• PROBLEM TO WORK ON: Go through the data below and gather each line containing "глаза".

───── DATA PROVIDED ─────

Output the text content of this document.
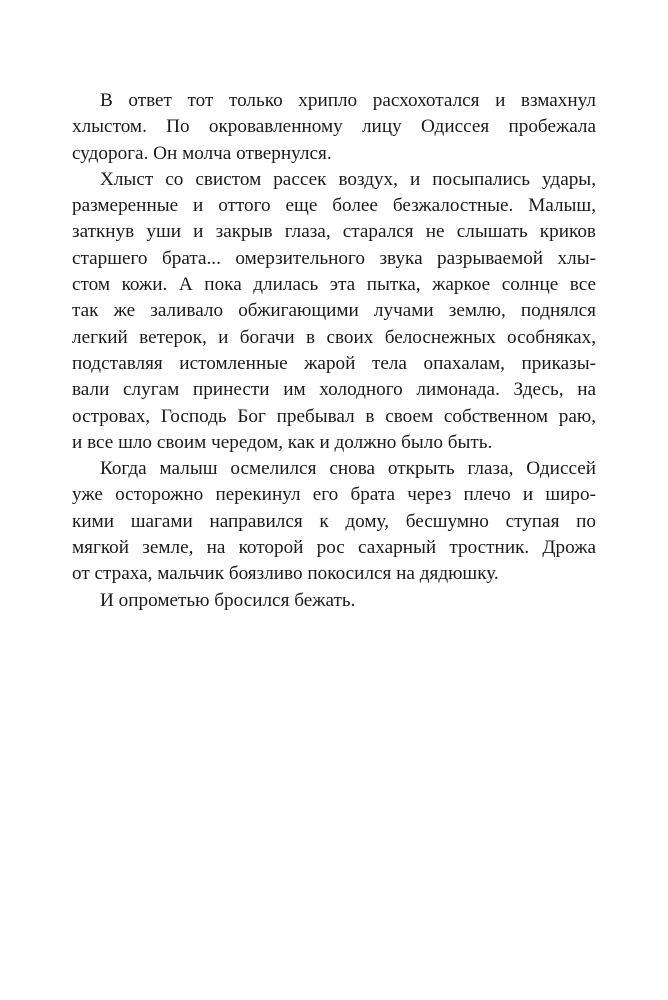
В ответ тот только хрипло расхохотался и взмахнул
хлыстом. По окровавленному лицу Одиссея пробежала
судорога. Он молча отвернулся.
Хлыст со свистом рассек воздух, и посыпались удары,
размеренные и оттого еще более безжалостные. Малыш,
заткнув уши и закрыв глаза, старался не слышать криков
старшего брата... омерзительного звука разрываемой хлы-
стом кожи. А пока длилась эта пытка, жаркое солнце все
так же заливало обжигающими лучами землю, поднялся
легкий ветерок, и богачи в своих белоснежных особняках,
подставляя истомленные жарой тела опахалам, приказы-
вали слугам принести им холодного лимонада. Здесь, на
островах, Господь Бог пребывал в своем собственном раю,
и все шло своим чередом, как и должно было быть.
Когда малыш осмелился снова открыть глаза, Одиссей
уже осторожно перекинул его брата через плечо и широ-
кими шагами направился к дому, бесшумно ступая по
мягкой земле, на которой рос сахарный тростник. Дрожа
от страха, мальчик боязливо покосился на дядюшку.
И опрометью бросился бежать.
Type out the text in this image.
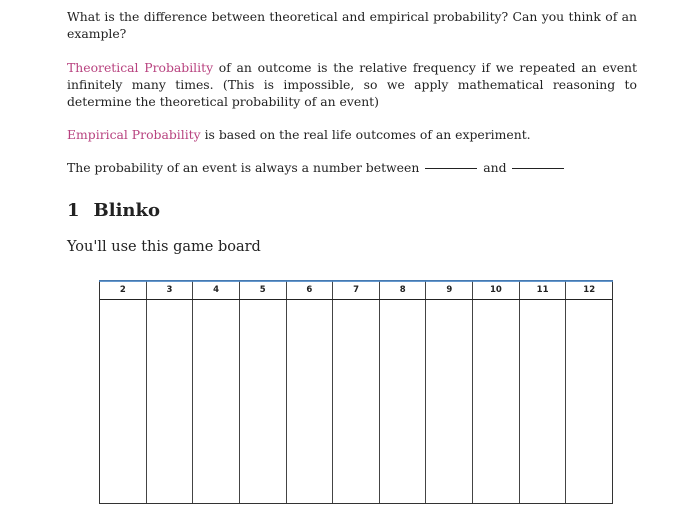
What is the difference between theoretical and empirical probability? Can you think of an example?

Theoretical Probability of an outcome is the relative frequency if we repeated an event infinitely many times. (This is impossible, so we apply mathematical reasoning to determine the theoretical probability of an event)

Empirical Probability is based on the real life outcomes of an experiment.

The probability of an event is always a number between	and

1 Blinko

You'll use this game board

2	3	4	5	6	7	8	9	10	11	12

─────

• FULL ANSWER:
заткнув уши и закрыв глаза, старался не слышать криков
Когда малыш осмелился снова открыть глаза, Одиссей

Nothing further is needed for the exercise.